──────── DATASET ENTRIES

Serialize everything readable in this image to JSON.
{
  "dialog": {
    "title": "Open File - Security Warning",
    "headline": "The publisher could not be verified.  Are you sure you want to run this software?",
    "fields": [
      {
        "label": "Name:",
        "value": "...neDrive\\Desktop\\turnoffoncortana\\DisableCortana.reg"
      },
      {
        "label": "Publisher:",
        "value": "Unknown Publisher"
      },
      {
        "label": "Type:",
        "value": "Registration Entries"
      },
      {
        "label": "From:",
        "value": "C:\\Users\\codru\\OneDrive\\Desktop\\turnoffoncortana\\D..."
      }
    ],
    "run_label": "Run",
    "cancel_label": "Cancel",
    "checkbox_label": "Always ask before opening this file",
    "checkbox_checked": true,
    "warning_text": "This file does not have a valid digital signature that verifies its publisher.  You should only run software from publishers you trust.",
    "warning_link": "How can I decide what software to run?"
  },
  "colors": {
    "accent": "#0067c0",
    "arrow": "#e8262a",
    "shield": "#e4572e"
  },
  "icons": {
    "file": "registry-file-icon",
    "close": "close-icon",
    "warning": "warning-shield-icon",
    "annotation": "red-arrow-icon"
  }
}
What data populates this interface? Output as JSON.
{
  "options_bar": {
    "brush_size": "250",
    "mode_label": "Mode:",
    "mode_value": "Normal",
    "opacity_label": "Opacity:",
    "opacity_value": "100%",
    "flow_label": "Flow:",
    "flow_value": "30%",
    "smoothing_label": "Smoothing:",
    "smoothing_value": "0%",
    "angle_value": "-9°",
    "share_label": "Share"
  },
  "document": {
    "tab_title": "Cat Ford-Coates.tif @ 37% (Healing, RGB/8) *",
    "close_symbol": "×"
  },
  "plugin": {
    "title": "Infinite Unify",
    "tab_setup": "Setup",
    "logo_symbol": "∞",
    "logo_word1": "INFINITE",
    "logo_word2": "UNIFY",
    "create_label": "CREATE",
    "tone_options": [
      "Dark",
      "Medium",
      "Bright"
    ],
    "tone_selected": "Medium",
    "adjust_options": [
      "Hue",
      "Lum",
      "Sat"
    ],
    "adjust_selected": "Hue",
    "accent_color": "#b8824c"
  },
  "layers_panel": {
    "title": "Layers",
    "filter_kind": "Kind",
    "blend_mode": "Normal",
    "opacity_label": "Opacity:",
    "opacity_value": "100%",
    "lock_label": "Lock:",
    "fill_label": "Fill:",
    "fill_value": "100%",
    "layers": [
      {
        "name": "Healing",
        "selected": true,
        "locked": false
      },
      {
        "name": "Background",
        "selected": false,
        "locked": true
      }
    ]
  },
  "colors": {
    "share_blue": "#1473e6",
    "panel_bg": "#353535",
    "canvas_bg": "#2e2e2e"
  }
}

────────────────

■ EXERCISE INSTRUCTIONS ■
Give the data again, exactly as it stands.

■ TASK RESPONSE ■
Serialize everything readable in this image to JSON.
{
  "dialog": {
    "title": "Open File - Security Warning",
    "headline": "The publisher could not be verified.  Are you sure you want to run this software?",
    "fields": [
      {
        "label": "Name:",
        "value": "...neDrive\\Desktop\\turnoffoncortana\\DisableCortana.reg"
      },
      {
        "label": "Publisher:",
        "value": "Unknown Publisher"
      },
      {
        "label": "Type:",
        "value": "Registration Entries"
      },
      {
        "label": "From:",
        "value": "C:\\Users\\codru\\OneDrive\\Desktop\\turnoffoncortana\\D..."
      }
    ],
    "run_label": "Run",
    "cancel_label": "Cancel",
    "checkbox_label": "Always ask before opening this file",
    "checkbox_checked": true,
    "warning_text": "This file does not have a valid digital signature that verifies its publisher.  You should only run software from publishers you trust.",
    "warning_link": "How can I decide what software to run?"
  },
  "colors": {
    "accent": "#0067c0",
    "arrow": "#e8262a",
    "shield": "#e4572e"
  },
  "icons": {
    "file": "registry-file-icon",
    "close": "close-icon",
    "warning": "warning-shield-icon",
    "annotation": "red-arrow-icon"
  }
}
What data populates this interface? Output as JSON.
{
  "options_bar": {
    "brush_size": "250",
    "mode_label": "Mode:",
    "mode_value": "Normal",
    "opacity_label": "Opacity:",
    "opacity_value": "100%",
    "flow_label": "Flow:",
    "flow_value": "30%",
    "smoothing_label": "Smoothing:",
    "smoothing_value": "0%",
    "angle_value": "-9°",
    "share_label": "Share"
  },
  "document": {
    "tab_title": "Cat Ford-Coates.tif @ 37% (Healing, RGB/8) *",
    "close_symbol": "×"
  },
  "plugin": {
    "title": "Infinite Unify",
    "tab_setup": "Setup",
    "logo_symbol": "∞",
    "logo_word1": "INFINITE",
    "logo_word2": "UNIFY",
    "create_label": "CREATE",
    "tone_options": [
      "Dark",
      "Medium",
      "Bright"
    ],
    "tone_selected": "Medium",
    "adjust_options": [
      "Hue",
      "Lum",
      "Sat"
    ],
    "adjust_selected": "Hue",
    "accent_color": "#b8824c"
  },
  "layers_panel": {
    "title": "Layers",
    "filter_kind": "Kind",
    "blend_mode": "Normal",
    "opacity_label": "Opacity:",
    "opacity_value": "100%",
    "lock_label": "Lock:",
    "fill_label": "Fill:",
    "fill_value": "100%",
    "layers": [
      {
        "name": "Healing",
        "selected": true,
        "locked": false
      },
      {
        "name": "Background",
        "selected": false,
        "locked": true
      }
    ]
  },
  "colors": {
    "share_blue": "#1473e6",
    "panel_bg": "#353535",
    "canvas_bg": "#2e2e2e"
  }
}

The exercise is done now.